— BEGIN SUPPLIED RECORDS —

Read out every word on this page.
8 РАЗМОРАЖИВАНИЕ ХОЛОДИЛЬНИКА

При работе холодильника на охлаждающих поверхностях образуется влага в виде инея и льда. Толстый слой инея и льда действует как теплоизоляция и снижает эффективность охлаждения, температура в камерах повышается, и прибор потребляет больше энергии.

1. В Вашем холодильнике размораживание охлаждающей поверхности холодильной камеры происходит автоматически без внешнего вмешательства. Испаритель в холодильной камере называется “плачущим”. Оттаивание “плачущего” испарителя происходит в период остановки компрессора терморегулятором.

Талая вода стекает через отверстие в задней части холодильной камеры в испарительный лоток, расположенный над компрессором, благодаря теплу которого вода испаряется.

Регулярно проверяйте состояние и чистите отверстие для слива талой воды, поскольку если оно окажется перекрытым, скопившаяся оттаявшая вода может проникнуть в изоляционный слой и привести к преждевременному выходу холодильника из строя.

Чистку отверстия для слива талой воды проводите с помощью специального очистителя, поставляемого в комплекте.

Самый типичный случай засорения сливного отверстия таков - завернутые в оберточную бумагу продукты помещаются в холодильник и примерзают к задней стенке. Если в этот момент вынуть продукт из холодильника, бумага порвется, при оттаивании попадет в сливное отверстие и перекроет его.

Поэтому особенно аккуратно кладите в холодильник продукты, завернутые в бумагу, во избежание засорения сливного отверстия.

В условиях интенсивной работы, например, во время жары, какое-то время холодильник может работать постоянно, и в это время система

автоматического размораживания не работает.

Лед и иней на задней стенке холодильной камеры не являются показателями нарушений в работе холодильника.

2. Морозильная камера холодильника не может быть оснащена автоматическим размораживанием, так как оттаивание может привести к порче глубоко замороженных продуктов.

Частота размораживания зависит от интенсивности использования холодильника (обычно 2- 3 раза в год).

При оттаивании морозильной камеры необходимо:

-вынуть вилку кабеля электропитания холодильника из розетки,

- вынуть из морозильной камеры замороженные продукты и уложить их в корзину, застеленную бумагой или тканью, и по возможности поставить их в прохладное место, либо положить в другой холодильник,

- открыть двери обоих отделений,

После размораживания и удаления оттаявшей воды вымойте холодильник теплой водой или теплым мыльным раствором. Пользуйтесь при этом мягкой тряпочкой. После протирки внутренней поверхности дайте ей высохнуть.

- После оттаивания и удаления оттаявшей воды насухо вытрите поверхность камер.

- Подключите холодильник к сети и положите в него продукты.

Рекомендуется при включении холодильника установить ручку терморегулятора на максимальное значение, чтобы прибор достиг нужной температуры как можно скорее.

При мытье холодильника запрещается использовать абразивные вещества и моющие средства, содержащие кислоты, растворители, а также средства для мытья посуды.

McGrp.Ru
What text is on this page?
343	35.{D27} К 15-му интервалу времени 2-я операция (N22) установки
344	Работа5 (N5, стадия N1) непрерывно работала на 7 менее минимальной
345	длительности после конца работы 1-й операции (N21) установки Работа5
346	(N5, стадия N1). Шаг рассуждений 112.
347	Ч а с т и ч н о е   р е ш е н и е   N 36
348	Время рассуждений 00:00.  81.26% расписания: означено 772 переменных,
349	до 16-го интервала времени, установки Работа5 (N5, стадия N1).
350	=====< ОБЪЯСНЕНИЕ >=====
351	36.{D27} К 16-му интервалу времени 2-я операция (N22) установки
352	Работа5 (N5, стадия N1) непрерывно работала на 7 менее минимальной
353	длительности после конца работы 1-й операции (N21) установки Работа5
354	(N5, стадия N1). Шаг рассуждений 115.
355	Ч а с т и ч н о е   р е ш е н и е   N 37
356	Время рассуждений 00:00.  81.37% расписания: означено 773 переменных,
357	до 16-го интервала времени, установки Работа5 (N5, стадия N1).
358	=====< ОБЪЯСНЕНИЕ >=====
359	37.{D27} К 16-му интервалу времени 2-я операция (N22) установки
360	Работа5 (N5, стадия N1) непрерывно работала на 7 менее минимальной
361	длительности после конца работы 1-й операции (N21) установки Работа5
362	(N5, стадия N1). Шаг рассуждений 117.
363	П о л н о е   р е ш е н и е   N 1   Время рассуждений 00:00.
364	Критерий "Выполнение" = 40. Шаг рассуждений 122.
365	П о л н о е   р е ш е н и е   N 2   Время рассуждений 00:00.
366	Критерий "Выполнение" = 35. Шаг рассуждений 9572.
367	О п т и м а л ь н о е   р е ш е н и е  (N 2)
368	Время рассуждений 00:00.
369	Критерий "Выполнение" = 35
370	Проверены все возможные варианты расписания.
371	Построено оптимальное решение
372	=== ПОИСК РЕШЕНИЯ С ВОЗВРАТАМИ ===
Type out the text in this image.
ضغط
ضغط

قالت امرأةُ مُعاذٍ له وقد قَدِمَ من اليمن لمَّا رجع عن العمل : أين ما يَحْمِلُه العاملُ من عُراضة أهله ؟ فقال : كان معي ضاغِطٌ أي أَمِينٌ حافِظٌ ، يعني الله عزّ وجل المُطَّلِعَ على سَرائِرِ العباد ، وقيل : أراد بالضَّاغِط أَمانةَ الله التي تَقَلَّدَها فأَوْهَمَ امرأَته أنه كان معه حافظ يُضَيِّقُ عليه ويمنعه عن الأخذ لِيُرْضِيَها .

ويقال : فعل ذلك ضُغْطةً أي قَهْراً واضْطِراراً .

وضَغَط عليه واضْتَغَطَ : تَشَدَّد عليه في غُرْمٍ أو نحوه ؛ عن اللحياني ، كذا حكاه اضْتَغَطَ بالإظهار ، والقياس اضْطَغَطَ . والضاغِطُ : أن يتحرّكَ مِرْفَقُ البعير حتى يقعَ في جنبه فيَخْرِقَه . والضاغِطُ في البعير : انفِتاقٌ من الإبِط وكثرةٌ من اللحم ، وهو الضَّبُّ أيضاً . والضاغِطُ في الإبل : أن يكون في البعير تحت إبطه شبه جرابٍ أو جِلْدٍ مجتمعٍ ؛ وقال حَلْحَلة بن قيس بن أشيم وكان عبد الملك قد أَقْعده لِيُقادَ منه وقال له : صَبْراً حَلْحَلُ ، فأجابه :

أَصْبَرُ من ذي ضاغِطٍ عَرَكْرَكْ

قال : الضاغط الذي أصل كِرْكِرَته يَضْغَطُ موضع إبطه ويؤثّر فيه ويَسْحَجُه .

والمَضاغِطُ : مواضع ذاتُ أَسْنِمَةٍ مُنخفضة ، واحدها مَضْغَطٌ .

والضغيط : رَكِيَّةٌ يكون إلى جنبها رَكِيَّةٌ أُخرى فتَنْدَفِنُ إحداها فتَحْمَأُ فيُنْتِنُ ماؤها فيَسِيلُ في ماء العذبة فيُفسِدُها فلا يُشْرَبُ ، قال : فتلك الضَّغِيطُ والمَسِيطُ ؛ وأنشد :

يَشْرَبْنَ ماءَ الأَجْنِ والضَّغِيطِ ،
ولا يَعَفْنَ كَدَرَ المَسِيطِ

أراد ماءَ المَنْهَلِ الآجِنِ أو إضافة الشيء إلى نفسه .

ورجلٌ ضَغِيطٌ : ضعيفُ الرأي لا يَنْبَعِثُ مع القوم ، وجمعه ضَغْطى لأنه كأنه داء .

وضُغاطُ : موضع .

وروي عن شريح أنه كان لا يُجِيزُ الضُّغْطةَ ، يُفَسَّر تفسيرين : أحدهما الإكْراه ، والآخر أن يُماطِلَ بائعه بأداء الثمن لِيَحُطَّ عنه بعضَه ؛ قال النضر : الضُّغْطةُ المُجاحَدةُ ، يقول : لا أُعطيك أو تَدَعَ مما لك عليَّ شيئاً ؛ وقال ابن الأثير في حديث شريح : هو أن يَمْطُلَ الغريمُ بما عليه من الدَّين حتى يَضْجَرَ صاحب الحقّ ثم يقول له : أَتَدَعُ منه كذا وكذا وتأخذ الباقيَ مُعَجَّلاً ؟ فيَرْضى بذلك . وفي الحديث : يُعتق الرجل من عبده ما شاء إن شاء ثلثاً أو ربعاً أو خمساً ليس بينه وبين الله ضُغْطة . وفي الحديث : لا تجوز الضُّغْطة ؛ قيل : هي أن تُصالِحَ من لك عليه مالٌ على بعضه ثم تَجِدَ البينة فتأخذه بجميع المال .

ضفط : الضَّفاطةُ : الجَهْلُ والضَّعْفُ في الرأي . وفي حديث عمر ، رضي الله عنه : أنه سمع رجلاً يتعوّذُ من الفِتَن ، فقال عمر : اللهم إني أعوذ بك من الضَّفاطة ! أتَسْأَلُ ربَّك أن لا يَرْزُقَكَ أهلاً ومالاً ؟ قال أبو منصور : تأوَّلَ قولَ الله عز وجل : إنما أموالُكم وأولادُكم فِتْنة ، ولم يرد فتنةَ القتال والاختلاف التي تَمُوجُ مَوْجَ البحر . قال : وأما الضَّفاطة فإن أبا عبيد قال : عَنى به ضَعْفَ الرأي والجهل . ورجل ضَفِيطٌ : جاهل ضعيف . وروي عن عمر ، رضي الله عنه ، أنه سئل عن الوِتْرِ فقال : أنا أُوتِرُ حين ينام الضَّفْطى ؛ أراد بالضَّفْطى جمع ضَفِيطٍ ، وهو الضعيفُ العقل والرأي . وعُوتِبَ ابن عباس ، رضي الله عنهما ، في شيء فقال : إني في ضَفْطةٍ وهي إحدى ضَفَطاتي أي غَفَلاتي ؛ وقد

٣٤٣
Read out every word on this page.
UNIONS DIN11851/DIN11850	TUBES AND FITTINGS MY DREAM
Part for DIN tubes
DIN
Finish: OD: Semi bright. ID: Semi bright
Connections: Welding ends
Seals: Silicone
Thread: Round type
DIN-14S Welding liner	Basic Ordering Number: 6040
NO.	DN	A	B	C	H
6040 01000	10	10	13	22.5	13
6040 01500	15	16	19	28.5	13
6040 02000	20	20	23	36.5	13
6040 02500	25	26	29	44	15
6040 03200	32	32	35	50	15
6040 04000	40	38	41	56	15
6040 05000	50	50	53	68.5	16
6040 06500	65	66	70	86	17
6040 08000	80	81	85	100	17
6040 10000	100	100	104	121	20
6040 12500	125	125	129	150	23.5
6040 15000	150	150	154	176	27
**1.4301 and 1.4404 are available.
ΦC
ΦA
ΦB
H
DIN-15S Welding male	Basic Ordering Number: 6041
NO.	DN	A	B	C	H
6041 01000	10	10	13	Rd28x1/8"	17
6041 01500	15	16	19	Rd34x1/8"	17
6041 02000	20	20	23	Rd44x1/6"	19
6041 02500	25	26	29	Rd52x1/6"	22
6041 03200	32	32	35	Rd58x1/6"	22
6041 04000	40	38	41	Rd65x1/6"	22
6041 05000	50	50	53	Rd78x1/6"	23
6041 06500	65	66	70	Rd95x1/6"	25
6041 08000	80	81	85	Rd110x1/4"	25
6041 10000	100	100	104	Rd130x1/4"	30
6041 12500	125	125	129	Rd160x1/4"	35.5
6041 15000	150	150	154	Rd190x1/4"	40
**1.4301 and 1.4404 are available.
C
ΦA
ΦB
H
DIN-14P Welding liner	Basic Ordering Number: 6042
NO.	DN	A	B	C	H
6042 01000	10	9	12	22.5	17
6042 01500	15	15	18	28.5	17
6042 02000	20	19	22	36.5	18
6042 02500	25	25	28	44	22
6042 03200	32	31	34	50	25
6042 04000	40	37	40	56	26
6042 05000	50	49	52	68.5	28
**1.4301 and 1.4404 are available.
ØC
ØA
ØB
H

— END SUPPLIED RECORDS —

### AIM OF THE TASK
Copy out each line that contains the word "Критерий".

### REPLY
364	Критерий "Выполнение" = 40. Шаг рассуждений 122.
366	Критерий "Выполнение" = 35. Шаг рассуждений 9572.
369	Критерий "Выполнение" = 35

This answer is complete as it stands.